• Stated goal: Make an exact copy of the lines, leaving the pictures out.

• Data records:
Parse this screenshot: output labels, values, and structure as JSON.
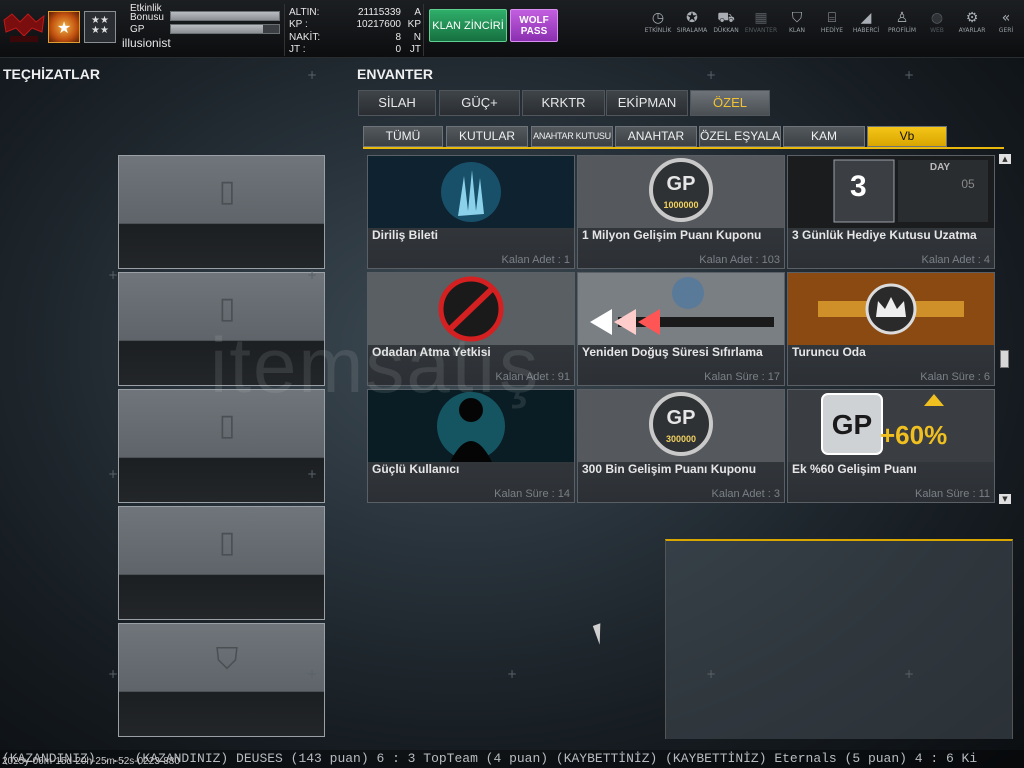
{
  "header": {
    "profile": {
      "event_bonus_label": "Etkinlik Bonusu",
      "event_bonus_progress": 1.0,
      "gp_label": "GP",
      "gp_progress": 0.85,
      "username": "illusionist"
    },
    "currency": [
      {
        "label": "ALTIN:",
        "value": "21115339",
        "unit": "A"
      },
      {
        "label": "KP :",
        "value": "10217600",
        "unit": "KP"
      },
      {
        "label": "NAKİT:",
        "value": "8",
        "unit": "N"
      },
      {
        "label": "JT :",
        "value": "0",
        "unit": "JT"
      }
    ],
    "klan_button": "KLAN ZİNCİRİ",
    "wolf_button": "WOLF PASS",
    "nav": [
      {
        "label": "ETKİNLİK",
        "icon": "stopwatch-icon",
        "glyph": "◷",
        "enabled": true
      },
      {
        "label": "SIRALAMA",
        "icon": "medal-icon",
        "glyph": "✪",
        "enabled": true
      },
      {
        "label": "DÜKKAN",
        "icon": "cart-icon",
        "glyph": "⛟",
        "enabled": true
      },
      {
        "label": "ENVANTER",
        "icon": "inventory-icon",
        "glyph": "▦",
        "enabled": false
      },
      {
        "label": "KLAN",
        "icon": "clan-shield-icon",
        "glyph": "⛉",
        "enabled": true
      },
      {
        "label": "HEDİYE",
        "icon": "gift-icon",
        "glyph": "⌸",
        "enabled": true
      },
      {
        "label": "HABERCİ",
        "icon": "megaphone-icon",
        "glyph": "◢",
        "enabled": true
      },
      {
        "label": "PROFİLİM",
        "icon": "profile-icon",
        "glyph": "♙",
        "enabled": true
      },
      {
        "label": "WEB",
        "icon": "globe-icon",
        "glyph": "◍",
        "enabled": false
      },
      {
        "label": "AYARLAR",
        "icon": "gear-icon",
        "glyph": "⚙",
        "enabled": true
      },
      {
        "label": "GERİ",
        "icon": "back-icon",
        "glyph": "«",
        "enabled": true
      }
    ]
  },
  "equipment": {
    "title": "TEÇHİZATLAR",
    "slots": [
      {
        "icon": "spray-can-icon",
        "glyph": "▯"
      },
      {
        "icon": "spray-can-icon",
        "glyph": "▯"
      },
      {
        "icon": "spray-can-icon",
        "glyph": "▯"
      },
      {
        "icon": "spray-can-icon",
        "glyph": "▯"
      },
      {
        "icon": "shield-icon",
        "glyph": "⛉"
      }
    ]
  },
  "inventory": {
    "title": "ENVANTER",
    "tabs": [
      "SİLAH",
      "GÜÇ+",
      "KRKTR",
      "EKİPMAN",
      "ÖZEL"
    ],
    "active_tab": "ÖZEL",
    "subtabs": [
      "TÜMÜ",
      "KUTULAR",
      "ANAHTAR KUTUSU",
      "ANAHTAR",
      "ÖZEL EŞYALAR",
      "KAM",
      "Vb"
    ],
    "active_subtab": "Vb",
    "items": [
      {
        "name": "Diriliş Bileti",
        "meta": "Kalan Adet : 1",
        "art": "hand-splash-icon"
      },
      {
        "name": "1 Milyon Gelişim Puanı Kuponu",
        "meta": "Kalan Adet : 103",
        "art": "gp-coin-icon",
        "art_text": "1000000"
      },
      {
        "name": "3 Günlük Hediye Kutusu Uzatma",
        "meta": "Kalan Adet : 4",
        "art": "calendar-icon",
        "art_text": "3"
      },
      {
        "name": "Odadan Atma Yetkisi",
        "meta": "Kalan Adet : 91",
        "art": "no-entry-icon"
      },
      {
        "name": "Yeniden Doğuş Süresi Sıfırlama",
        "meta": "Kalan Süre : 17",
        "art": "respawn-arrows-icon"
      },
      {
        "name": "Turuncu Oda",
        "meta": "Kalan Süre : 6",
        "art": "crown-icon"
      },
      {
        "name": "Güçlü Kullanıcı",
        "meta": "Kalan Süre : 14",
        "art": "aura-silhouette-icon"
      },
      {
        "name": "300 Bin Gelişim Puanı Kuponu",
        "meta": "Kalan Adet : 3",
        "art": "gp-coin-icon",
        "art_text": "300000"
      },
      {
        "name": "Ek %60 Gelişim Puanı",
        "meta": "Kalan Süre : 11",
        "art": "gp-boost-icon",
        "art_text": "+60%"
      }
    ]
  },
  "watermark": "itemsatış",
  "ticker": "(KAZANDINIZ) ... (KAZANDINIZ) DEUSES (143 puan) 6 : 3 TopTeam (4 puan) (KAYBETTİNİZ)     (KAYBETTİNİZ) Eternals (5 puan) 4 : 6 Ki",
  "timestamp": "2025y-06m-15d-20h-25m-52s-0223-880"
}
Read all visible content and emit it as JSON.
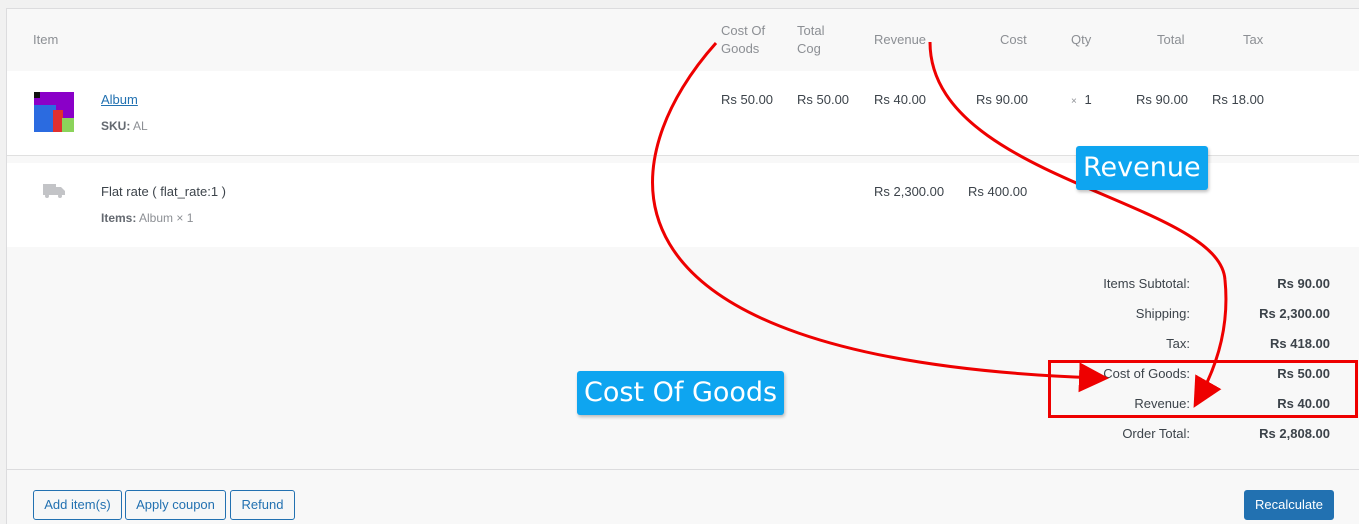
{
  "columns": {
    "item": "Item",
    "cost_of_goods_1": "Cost Of",
    "cost_of_goods_2": "Goods",
    "total_cog_1": "Total",
    "total_cog_2": "Cog",
    "revenue": "Revenue",
    "cost": "Cost",
    "qty": "Qty",
    "total": "Total",
    "tax": "Tax"
  },
  "line_item": {
    "name": "Album",
    "sku_label": "SKU:",
    "sku": "AL",
    "cost_of_goods": "Rs 50.00",
    "total_cog": "Rs 50.00",
    "revenue": "Rs 40.00",
    "cost": "Rs 90.00",
    "qty_times": "×",
    "qty": "1",
    "total": "Rs 90.00",
    "tax": "Rs 18.00",
    "thumbnail_colors": [
      "#8a00c8",
      "#2b6be0",
      "#e03030",
      "#8bd35a",
      "#111111"
    ]
  },
  "shipping_item": {
    "name": "Flat rate ( flat_rate:1 )",
    "items_label": "Items:",
    "items": "Album × 1",
    "revenue": "Rs 2,300.00",
    "cost": "Rs 400.00",
    "icon": "truck-icon"
  },
  "totals": [
    {
      "label": "Items Subtotal:",
      "value": "Rs 90.00"
    },
    {
      "label": "Shipping:",
      "value": "Rs 2,300.00"
    },
    {
      "label": "Tax:",
      "value": "Rs 418.00"
    },
    {
      "label": "Cost of Goods:",
      "value": "Rs 50.00"
    },
    {
      "label": "Revenue:",
      "value": "Rs 40.00"
    },
    {
      "label": "Order Total:",
      "value": "Rs 2,808.00"
    }
  ],
  "buttons": {
    "add_items": "Add item(s)",
    "apply_coupon": "Apply coupon",
    "refund": "Refund",
    "recalculate": "Recalculate"
  },
  "annotations": {
    "revenue_callout": "Revenue",
    "cost_of_goods_callout": "Cost Of Goods"
  },
  "colors": {
    "accent": "#2271b1",
    "annotation_red": "#e00000",
    "callout_blue": "#0ea5f0"
  }
}
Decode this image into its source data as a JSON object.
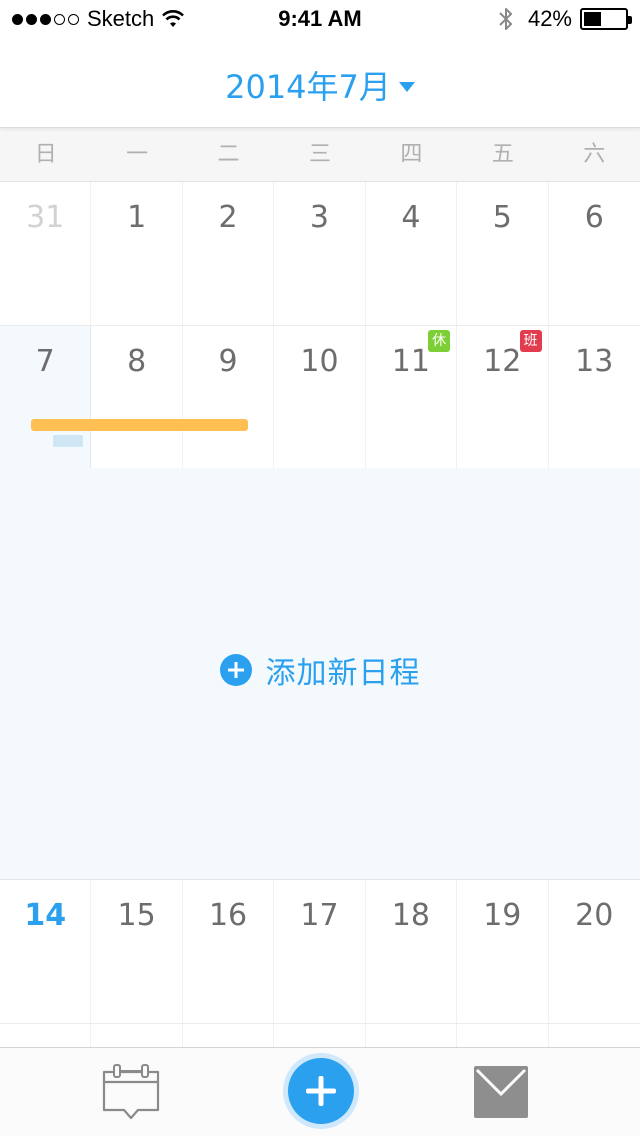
{
  "status_bar": {
    "carrier": "Sketch",
    "signal_bars_filled": 3,
    "signal_bars_total": 5,
    "time": "9:41 AM",
    "battery_percent": "42%",
    "battery_level": 0.42
  },
  "header": {
    "month_title": "2014年7月"
  },
  "weekdays": [
    "日",
    "一",
    "二",
    "三",
    "四",
    "五",
    "六"
  ],
  "weeks": [
    [
      "31",
      "1",
      "2",
      "3",
      "4",
      "5",
      "6"
    ],
    [
      "7",
      "8",
      "9",
      "10",
      "11",
      "12",
      "13"
    ],
    [
      "14",
      "15",
      "16",
      "17",
      "18",
      "19",
      "20"
    ]
  ],
  "tags": {
    "rest": "休",
    "work": "班"
  },
  "day_panel": {
    "add_label": "添加新日程"
  },
  "colors": {
    "accent": "#2aa0ef",
    "event": "#ffbf52",
    "rest_tag": "#7ccf35",
    "work_tag": "#e23d4f",
    "selected_bg": "#f3f9fd"
  },
  "icons": {
    "tab_calendar": "calendar-chat-icon",
    "tab_add": "plus-icon",
    "tab_mail": "mail-icon"
  }
}
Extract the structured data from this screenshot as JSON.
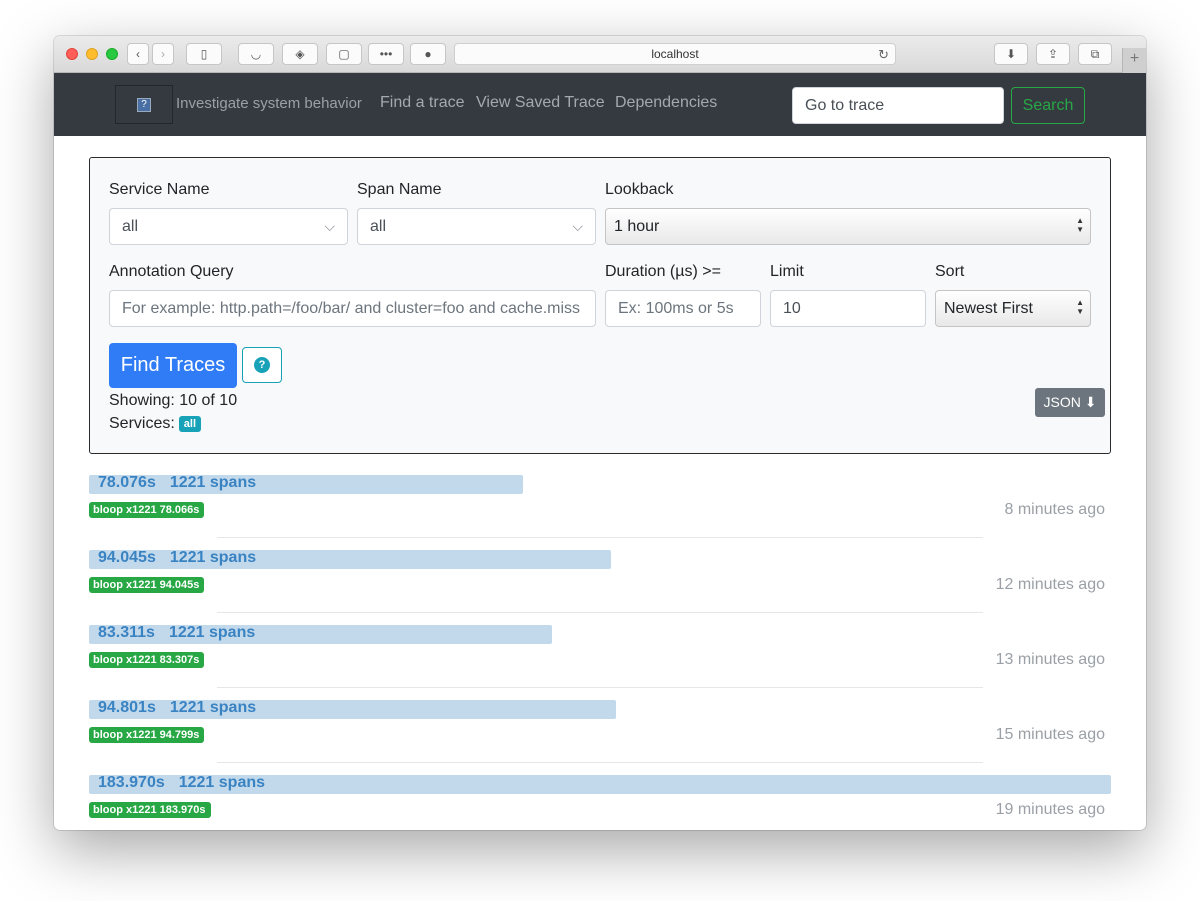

• Written answer:
Parse this screenshot: output labels, values, and structure as JSON.
{
  "header": {
    "profile": {
      "event_bonus_label": "Etkinlik Bonusu",
      "event_bonus_progress": 1.0,
      "gp_label": "GP",
      "gp_progress": 0.85,
      "username": "illusionist"
    },
    "currency": [
      {
        "label": "ALTIN:",
        "value": "21115339",
        "unit": "A"
      },
      {
        "label": "KP :",
        "value": "10217600",
        "unit": "KP"
      },
      {
        "label": "NAKİT:",
        "value": "8",
        "unit": "N"
      },
      {
        "label": "JT :",
        "value": "0",
        "unit": "JT"
      }
    ],
    "klan_button": "KLAN ZİNCİRİ",
    "wolf_button": "WOLF PASS",
    "nav": [
      {
        "label": "ETKİNLİK",
        "icon": "stopwatch-icon",
        "glyph": "◷",
        "enabled": true
      },
      {
        "label": "SIRALAMA",
        "icon": "medal-icon",
        "glyph": "✪",
        "enabled": true
      },
      {
        "label": "DÜKKAN",
        "icon": "cart-icon",
        "glyph": "⛟",
        "enabled": true
      },
      {
        "label": "ENVANTER",
        "icon": "inventory-icon",
        "glyph": "▦",
        "enabled": false
      },
      {
        "label": "KLAN",
        "icon": "clan-shield-icon",
        "glyph": "⛉",
        "enabled": true
      },
      {
        "label": "HEDİYE",
        "icon": "gift-icon",
        "glyph": "⌸",
        "enabled": true
      },
      {
        "label": "HABERCİ",
        "icon": "megaphone-icon",
        "glyph": "◢",
        "enabled": true
      },
      {
        "label": "PROFİLİM",
        "icon": "profile-icon",
        "glyph": "♙",
        "enabled": true
      },
      {
        "label": "WEB",
        "icon": "globe-icon",
        "glyph": "◍",
        "enabled": false
      },
      {
        "label": "AYARLAR",
        "icon": "gear-icon",
        "glyph": "⚙",
        "enabled": true
      },
      {
        "label": "GERİ",
        "icon": "back-icon",
        "glyph": "«",
        "enabled": true
      }
    ]
  },
  "equipment": {
    "title": "TEÇHİZATLAR",
    "slots": [
      {
        "icon": "spray-can-icon",
        "glyph": "▯"
      },
      {
        "icon": "spray-can-icon",
        "glyph": "▯"
      },
      {
        "icon": "spray-can-icon",
        "glyph": "▯"
      },
      {
        "icon": "spray-can-icon",
        "glyph": "▯"
      },
      {
        "icon": "shield-icon",
        "glyph": "⛉"
      }
    ]
  },
  "inventory": {
    "title": "ENVANTER",
    "tabs": [
      "SİLAH",
      "GÜÇ+",
      "KRKTR",
      "EKİPMAN",
      "ÖZEL"
    ],
    "active_tab": "ÖZEL",
    "subtabs": [
      "TÜMÜ",
      "KUTULAR",
      "ANAHTAR KUTUSU",
      "ANAHTAR",
      "ÖZEL EŞYALAR",
      "KAM",
      "Vb"
    ],
    "active_subtab": "Vb",
    "items": [
      {
        "name": "Diriliş Bileti",
        "meta": "Kalan Adet : 1",
        "art": "hand-splash-icon"
      },
      {
        "name": "1 Milyon Gelişim Puanı Kuponu",
        "meta": "Kalan Adet : 103",
        "art": "gp-coin-icon",
        "art_text": "1000000"
      },
      {
        "name": "3 Günlük Hediye Kutusu Uzatma",
        "meta": "Kalan Adet : 4",
        "art": "calendar-icon",
        "art_text": "3"
      },
      {
        "name": "Odadan Atma Yetkisi",
        "meta": "Kalan Adet : 91",
        "art": "no-entry-icon"
      },
      {
        "name": "Yeniden Doğuş Süresi Sıfırlama",
        "meta": "Kalan Süre : 17",
        "art": "respawn-arrows-icon"
      },
      {
        "name": "Turuncu Oda",
        "meta": "Kalan Süre : 6",
        "art": "crown-icon"
      },
      {
        "name": "Güçlü Kullanıcı",
        "meta": "Kalan Süre : 14",
        "art": "aura-silhouette-icon"
      },
      {
        "name": "300 Bin Gelişim Puanı Kuponu",
        "meta": "Kalan Adet : 3",
        "art": "gp-coin-icon",
        "art_text": "300000"
      },
      {
        "name": "Ek %60 Gelişim Puanı",
        "meta": "Kalan Süre : 11",
        "art": "gp-boost-icon",
        "art_text": "+60%"
      }
    ]
  },
  "watermark": "itemsatış",
  "ticker": "(KAZANDINIZ) ... (KAZANDINIZ) DEUSES (143 puan) 6 : 3 TopTeam (4 puan) (KAYBETTİNİZ)     (KAYBETTİNİZ) Eternals (5 puan) 4 : 6 Ki",
  "timestamp": "2025y-06m-15d-20h-25m-52s-0223-880"
}
Read all visible content and emit it as JSON.
{
  "columns": {
    "item": "Item",
    "cost_of_goods_1": "Cost Of",
    "cost_of_goods_2": "Goods",
    "total_cog_1": "Total",
    "total_cog_2": "Cog",
    "revenue": "Revenue",
    "cost": "Cost",
    "qty": "Qty",
    "total": "Total",
    "tax": "Tax"
  },
  "line_item": {
    "name": "Album",
    "sku_label": "SKU:",
    "sku": "AL",
    "cost_of_goods": "Rs 50.00",
    "total_cog": "Rs 50.00",
    "revenue": "Rs 40.00",
    "cost": "Rs 90.00",
    "qty_times": "×",
    "qty": "1",
    "total": "Rs 90.00",
    "tax": "Rs 18.00",
    "thumbnail_colors": [
      "#8a00c8",
      "#2b6be0",
      "#e03030",
      "#8bd35a",
      "#111111"
    ]
  },
  "shipping_item": {
    "name": "Flat rate ( flat_rate:1 )",
    "items_label": "Items:",
    "items": "Album × 1",
    "revenue": "Rs 2,300.00",
    "cost": "Rs 400.00",
    "icon": "truck-icon"
  },
  "totals": [
    {
      "label": "Items Subtotal:",
      "value": "Rs 90.00"
    },
    {
      "label": "Shipping:",
      "value": "Rs 2,300.00"
    },
    {
      "label": "Tax:",
      "value": "Rs 418.00"
    },
    {
      "label": "Cost of Goods:",
      "value": "Rs 50.00"
    },
    {
      "label": "Revenue:",
      "value": "Rs 40.00"
    },
    {
      "label": "Order Total:",
      "value": "Rs 2,808.00"
    }
  ],
  "buttons": {
    "add_items": "Add item(s)",
    "apply_coupon": "Apply coupon",
    "refund": "Refund",
    "recalculate": "Recalculate"
  },
  "annotations": {
    "revenue_callout": "Revenue",
    "cost_of_goods_callout": "Cost Of Goods"
  },
  "colors": {
    "accent": "#2271b1",
    "annotation_red": "#e00000",
    "callout_blue": "#0ea5f0"
  }
}
Decode this image into its source data as a JSON object.
{
  "status_bar": {
    "carrier": "Sketch",
    "signal_bars_filled": 3,
    "signal_bars_total": 5,
    "time": "9:41 AM",
    "battery_percent": "42%",
    "battery_level": 0.42
  },
  "header": {
    "month_title": "2014年7月"
  },
  "weekdays": [
    "日",
    "一",
    "二",
    "三",
    "四",
    "五",
    "六"
  ],
  "weeks": [
    [
      "31",
      "1",
      "2",
      "3",
      "4",
      "5",
      "6"
    ],
    [
      "7",
      "8",
      "9",
      "10",
      "11",
      "12",
      "13"
    ],
    [
      "14",
      "15",
      "16",
      "17",
      "18",
      "19",
      "20"
    ]
  ],
  "tags": {
    "rest": "休",
    "work": "班"
  },
  "day_panel": {
    "add_label": "添加新日程"
  },
  "colors": {
    "accent": "#2aa0ef",
    "event": "#ffbf52",
    "rest_tag": "#7ccf35",
    "work_tag": "#e23d4f",
    "selected_bg": "#f3f9fd"
  },
  "icons": {
    "tab_calendar": "calendar-chat-icon",
    "tab_add": "plus-icon",
    "tab_mail": "mail-icon"
  }
}
Extract the structured data from this screenshot as JSON.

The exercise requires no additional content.